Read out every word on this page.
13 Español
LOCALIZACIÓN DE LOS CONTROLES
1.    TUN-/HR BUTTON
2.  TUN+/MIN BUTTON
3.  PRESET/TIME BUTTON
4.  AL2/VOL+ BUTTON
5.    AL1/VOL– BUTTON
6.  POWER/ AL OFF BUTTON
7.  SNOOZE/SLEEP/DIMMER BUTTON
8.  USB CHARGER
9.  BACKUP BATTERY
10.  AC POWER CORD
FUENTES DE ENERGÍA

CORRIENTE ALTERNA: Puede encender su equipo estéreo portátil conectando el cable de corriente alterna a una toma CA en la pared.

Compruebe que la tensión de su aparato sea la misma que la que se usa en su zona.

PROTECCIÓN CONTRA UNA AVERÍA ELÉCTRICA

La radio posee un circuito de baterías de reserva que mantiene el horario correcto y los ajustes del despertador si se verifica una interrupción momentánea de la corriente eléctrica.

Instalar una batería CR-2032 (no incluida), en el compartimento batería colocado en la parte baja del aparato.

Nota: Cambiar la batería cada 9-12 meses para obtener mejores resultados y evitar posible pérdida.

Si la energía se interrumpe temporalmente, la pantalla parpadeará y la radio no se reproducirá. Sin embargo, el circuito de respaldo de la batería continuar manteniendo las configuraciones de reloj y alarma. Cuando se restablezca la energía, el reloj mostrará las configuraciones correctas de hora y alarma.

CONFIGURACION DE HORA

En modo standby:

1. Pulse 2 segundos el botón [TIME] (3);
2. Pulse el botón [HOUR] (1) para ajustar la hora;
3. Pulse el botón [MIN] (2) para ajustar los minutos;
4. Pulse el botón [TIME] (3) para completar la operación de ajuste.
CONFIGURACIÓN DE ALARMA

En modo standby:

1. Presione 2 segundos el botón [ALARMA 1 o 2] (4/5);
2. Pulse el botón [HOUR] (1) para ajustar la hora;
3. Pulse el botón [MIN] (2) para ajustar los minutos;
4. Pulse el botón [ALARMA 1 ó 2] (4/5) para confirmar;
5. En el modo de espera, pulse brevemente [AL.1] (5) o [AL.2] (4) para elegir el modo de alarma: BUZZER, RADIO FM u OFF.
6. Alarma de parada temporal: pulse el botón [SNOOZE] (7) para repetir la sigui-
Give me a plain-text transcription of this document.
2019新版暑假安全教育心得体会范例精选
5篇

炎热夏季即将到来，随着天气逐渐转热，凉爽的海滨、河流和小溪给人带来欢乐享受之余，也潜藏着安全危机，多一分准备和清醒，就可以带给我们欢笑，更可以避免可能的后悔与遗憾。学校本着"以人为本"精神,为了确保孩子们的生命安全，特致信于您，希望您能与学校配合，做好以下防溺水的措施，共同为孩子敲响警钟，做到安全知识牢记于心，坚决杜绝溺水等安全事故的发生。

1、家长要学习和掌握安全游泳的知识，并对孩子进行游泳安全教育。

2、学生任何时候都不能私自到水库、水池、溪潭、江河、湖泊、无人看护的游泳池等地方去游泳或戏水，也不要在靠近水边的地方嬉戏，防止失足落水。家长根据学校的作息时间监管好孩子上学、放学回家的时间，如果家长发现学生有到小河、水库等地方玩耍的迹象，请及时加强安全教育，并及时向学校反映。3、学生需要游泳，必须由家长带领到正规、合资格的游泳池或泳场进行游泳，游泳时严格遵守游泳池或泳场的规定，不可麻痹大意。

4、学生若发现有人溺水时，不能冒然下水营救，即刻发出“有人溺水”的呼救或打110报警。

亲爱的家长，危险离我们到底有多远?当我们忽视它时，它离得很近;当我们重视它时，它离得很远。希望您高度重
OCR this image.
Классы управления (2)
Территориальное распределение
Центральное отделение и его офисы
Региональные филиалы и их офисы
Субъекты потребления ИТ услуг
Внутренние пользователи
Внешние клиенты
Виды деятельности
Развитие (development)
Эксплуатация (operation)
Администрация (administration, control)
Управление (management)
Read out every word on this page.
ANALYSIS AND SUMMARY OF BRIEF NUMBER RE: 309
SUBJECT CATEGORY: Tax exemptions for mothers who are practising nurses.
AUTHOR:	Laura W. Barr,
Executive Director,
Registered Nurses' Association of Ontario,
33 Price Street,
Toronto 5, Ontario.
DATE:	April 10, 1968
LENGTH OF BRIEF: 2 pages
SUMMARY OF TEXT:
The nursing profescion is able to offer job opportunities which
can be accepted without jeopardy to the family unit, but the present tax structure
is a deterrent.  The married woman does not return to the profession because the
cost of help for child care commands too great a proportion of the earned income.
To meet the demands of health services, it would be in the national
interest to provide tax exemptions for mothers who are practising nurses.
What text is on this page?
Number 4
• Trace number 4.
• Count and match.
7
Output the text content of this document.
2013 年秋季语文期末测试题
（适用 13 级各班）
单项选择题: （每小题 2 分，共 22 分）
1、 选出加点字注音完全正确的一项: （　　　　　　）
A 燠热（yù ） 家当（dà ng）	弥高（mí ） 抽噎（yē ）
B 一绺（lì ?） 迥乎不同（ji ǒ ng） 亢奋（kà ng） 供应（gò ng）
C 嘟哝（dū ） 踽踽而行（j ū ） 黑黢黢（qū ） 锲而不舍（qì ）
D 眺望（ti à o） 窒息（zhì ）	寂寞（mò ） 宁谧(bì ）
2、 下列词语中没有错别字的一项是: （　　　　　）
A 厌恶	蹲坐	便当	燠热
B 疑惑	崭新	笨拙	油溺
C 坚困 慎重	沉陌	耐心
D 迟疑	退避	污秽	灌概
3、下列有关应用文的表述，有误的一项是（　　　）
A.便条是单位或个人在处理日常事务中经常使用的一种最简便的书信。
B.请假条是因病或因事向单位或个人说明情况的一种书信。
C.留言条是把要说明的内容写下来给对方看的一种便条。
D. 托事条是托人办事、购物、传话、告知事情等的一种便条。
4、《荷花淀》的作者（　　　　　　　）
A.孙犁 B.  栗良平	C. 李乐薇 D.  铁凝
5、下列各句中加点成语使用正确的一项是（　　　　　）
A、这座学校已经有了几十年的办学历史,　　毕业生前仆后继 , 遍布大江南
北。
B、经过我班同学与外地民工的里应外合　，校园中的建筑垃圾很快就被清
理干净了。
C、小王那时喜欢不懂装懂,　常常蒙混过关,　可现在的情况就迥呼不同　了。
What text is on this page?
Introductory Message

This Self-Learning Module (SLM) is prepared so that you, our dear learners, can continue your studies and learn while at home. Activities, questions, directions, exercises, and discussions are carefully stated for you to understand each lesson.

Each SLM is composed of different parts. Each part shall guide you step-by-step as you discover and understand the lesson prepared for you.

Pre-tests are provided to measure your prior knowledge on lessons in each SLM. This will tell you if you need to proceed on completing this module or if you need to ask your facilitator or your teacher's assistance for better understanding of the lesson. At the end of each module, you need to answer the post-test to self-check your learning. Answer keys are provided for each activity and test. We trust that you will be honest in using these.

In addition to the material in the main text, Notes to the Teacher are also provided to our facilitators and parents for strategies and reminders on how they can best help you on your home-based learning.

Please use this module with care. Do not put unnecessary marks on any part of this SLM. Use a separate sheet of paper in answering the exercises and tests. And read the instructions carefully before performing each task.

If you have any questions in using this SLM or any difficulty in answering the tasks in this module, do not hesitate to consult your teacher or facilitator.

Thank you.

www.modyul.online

Description of the task:
What is needed here is an exact reproduction of all the entries.

Expected answer:
Read out every word on this page.
13 Español
LOCALIZACIÓN DE LOS CONTROLES
1.    TUN-/HR BUTTON
2.  TUN+/MIN BUTTON
3.  PRESET/TIME BUTTON
4.  AL2/VOL+ BUTTON
5.    AL1/VOL– BUTTON
6.  POWER/ AL OFF BUTTON
7.  SNOOZE/SLEEP/DIMMER BUTTON
8.  USB CHARGER
9.  BACKUP BATTERY
10.  AC POWER CORD
FUENTES DE ENERGÍA

CORRIENTE ALTERNA: Puede encender su equipo estéreo portátil conectando el cable de corriente alterna a una toma CA en la pared.

Compruebe que la tensión de su aparato sea la misma que la que se usa en su zona.

PROTECCIÓN CONTRA UNA AVERÍA ELÉCTRICA

La radio posee un circuito de baterías de reserva que mantiene el horario correcto y los ajustes del despertador si se verifica una interrupción momentánea de la corriente eléctrica.

Instalar una batería CR-2032 (no incluida), en el compartimento batería colocado en la parte baja del aparato.

Nota: Cambiar la batería cada 9-12 meses para obtener mejores resultados y evitar posible pérdida.

Si la energía se interrumpe temporalmente, la pantalla parpadeará y la radio no se reproducirá. Sin embargo, el circuito de respaldo de la batería continuar manteniendo las configuraciones de reloj y alarma. Cuando se restablezca la energía, el reloj mostrará las configuraciones correctas de hora y alarma.

CONFIGURACION DE HORA

En modo standby:

1. Pulse 2 segundos el botón [TIME] (3);
2. Pulse el botón [HOUR] (1) para ajustar la hora;
3. Pulse el botón [MIN] (2) para ajustar los minutos;
4. Pulse el botón [TIME] (3) para completar la operación de ajuste.
CONFIGURACIÓN DE ALARMA

En modo standby:

1. Presione 2 segundos el botón [ALARMA 1 o 2] (4/5);
2. Pulse el botón [HOUR] (1) para ajustar la hora;
3. Pulse el botón [MIN] (2) para ajustar los minutos;
4. Pulse el botón [ALARMA 1 ó 2] (4/5) para confirmar;
5. En el modo de espera, pulse brevemente [AL.1] (5) o [AL.2] (4) para elegir el modo de alarma: BUZZER, RADIO FM u OFF.
6. Alarma de parada temporal: pulse el botón [SNOOZE] (7) para repetir la sigui-
Give me a plain-text transcription of this document.
2019新版暑假安全教育心得体会范例精选
5篇

炎热夏季即将到来，随着天气逐渐转热，凉爽的海滨、河流和小溪给人带来欢乐享受之余，也潜藏着安全危机，多一分准备和清醒，就可以带给我们欢笑，更可以避免可能的后悔与遗憾。学校本着"以人为本"精神,为了确保孩子们的生命安全，特致信于您，希望您能与学校配合，做好以下防溺水的措施，共同为孩子敲响警钟，做到安全知识牢记于心，坚决杜绝溺水等安全事故的发生。

1、家长要学习和掌握安全游泳的知识，并对孩子进行游泳安全教育。

2、学生任何时候都不能私自到水库、水池、溪潭、江河、湖泊、无人看护的游泳池等地方去游泳或戏水，也不要在靠近水边的地方嬉戏，防止失足落水。家长根据学校的作息时间监管好孩子上学、放学回家的时间，如果家长发现学生有到小河、水库等地方玩耍的迹象，请及时加强安全教育，并及时向学校反映。3、学生需要游泳，必须由家长带领到正规、合资格的游泳池或泳场进行游泳，游泳时严格遵守游泳池或泳场的规定，不可麻痹大意。

4、学生若发现有人溺水时，不能冒然下水营救，即刻发出“有人溺水”的呼救或打110报警。

亲爱的家长，危险离我们到底有多远?当我们忽视它时，它离得很近;当我们重视它时，它离得很远。希望您高度重
OCR this image.
Классы управления (2)
Территориальное распределение
Центральное отделение и его офисы
Региональные филиалы и их офисы
Субъекты потребления ИТ услуг
Внутренние пользователи
Внешние клиенты
Виды деятельности
Развитие (development)
Эксплуатация (operation)
Администрация (administration, control)
Управление (management)
Read out every word on this page.
ANALYSIS AND SUMMARY OF BRIEF NUMBER RE: 309
SUBJECT CATEGORY: Tax exemptions for mothers who are practising nurses.
AUTHOR:	Laura W. Barr,
Executive Director,
Registered Nurses' Association of Ontario,
33 Price Street,
Toronto 5, Ontario.
DATE:	April 10, 1968
LENGTH OF BRIEF: 2 pages
SUMMARY OF TEXT:
The nursing profescion is able to offer job opportunities which
can be accepted without jeopardy to the family unit, but the present tax structure
is a deterrent.  The married woman does not return to the profession because the
cost of help for child care commands too great a proportion of the earned income.
To meet the demands of health services, it would be in the national
interest to provide tax exemptions for mothers who are practising nurses.
What text is on this page?
Number 4
• Trace number 4.
• Count and match.
7
Output the text content of this document.
2013 年秋季语文期末测试题
（适用 13 级各班）
单项选择题: （每小题 2 分，共 22 分）
1、 选出加点字注音完全正确的一项: （　　　　　　）
A 燠热（yù ） 家当（dà ng）	弥高（mí ） 抽噎（yē ）
B 一绺（lì ?） 迥乎不同（ji ǒ ng） 亢奋（kà ng） 供应（gò ng）
C 嘟哝（dū ） 踽踽而行（j ū ） 黑黢黢（qū ） 锲而不舍（qì ）
D 眺望（ti à o） 窒息（zhì ）	寂寞（mò ） 宁谧(bì ）
2、 下列词语中没有错别字的一项是: （　　　　　）
A 厌恶	蹲坐	便当	燠热
B 疑惑	崭新	笨拙	油溺
C 坚困 慎重	沉陌	耐心
D 迟疑	退避	污秽	灌概
3、下列有关应用文的表述，有误的一项是（　　　）
A.便条是单位或个人在处理日常事务中经常使用的一种最简便的书信。
B.请假条是因病或因事向单位或个人说明情况的一种书信。
C.留言条是把要说明的内容写下来给对方看的一种便条。
D. 托事条是托人办事、购物、传话、告知事情等的一种便条。
4、《荷花淀》的作者（　　　　　　　）
A.孙犁 B.  栗良平	C. 李乐薇 D.  铁凝
5、下列各句中加点成语使用正确的一项是（　　　　　）
A、这座学校已经有了几十年的办学历史,　　毕业生前仆后继 , 遍布大江南
北。
B、经过我班同学与外地民工的里应外合　，校园中的建筑垃圾很快就被清
理干净了。
C、小王那时喜欢不懂装懂,　常常蒙混过关,　可现在的情况就迥呼不同　了。
What text is on this page?
Introductory Message

This Self-Learning Module (SLM) is prepared so that you, our dear learners, can continue your studies and learn while at home. Activities, questions, directions, exercises, and discussions are carefully stated for you to understand each lesson.

Each SLM is composed of different parts. Each part shall guide you step-by-step as you discover and understand the lesson prepared for you.

Pre-tests are provided to measure your prior knowledge on lessons in each SLM. This will tell you if you need to proceed on completing this module or if you need to ask your facilitator or your teacher's assistance for better understanding of the lesson. At the end of each module, you need to answer the post-test to self-check your learning. Answer keys are provided for each activity and test. We trust that you will be honest in using these.

In addition to the material in the main text, Notes to the Teacher are also provided to our facilitators and parents for strategies and reminders on how they can best help you on your home-based learning.

Please use this module with care. Do not put unnecessary marks on any part of this SLM. Use a separate sheet of paper in answering the exercises and tests. And read the instructions carefully before performing each task.

If you have any questions in using this SLM or any difficulty in answering the tasks in this module, do not hesitate to consult your teacher or facilitator.

Thank you.

www.modyul.online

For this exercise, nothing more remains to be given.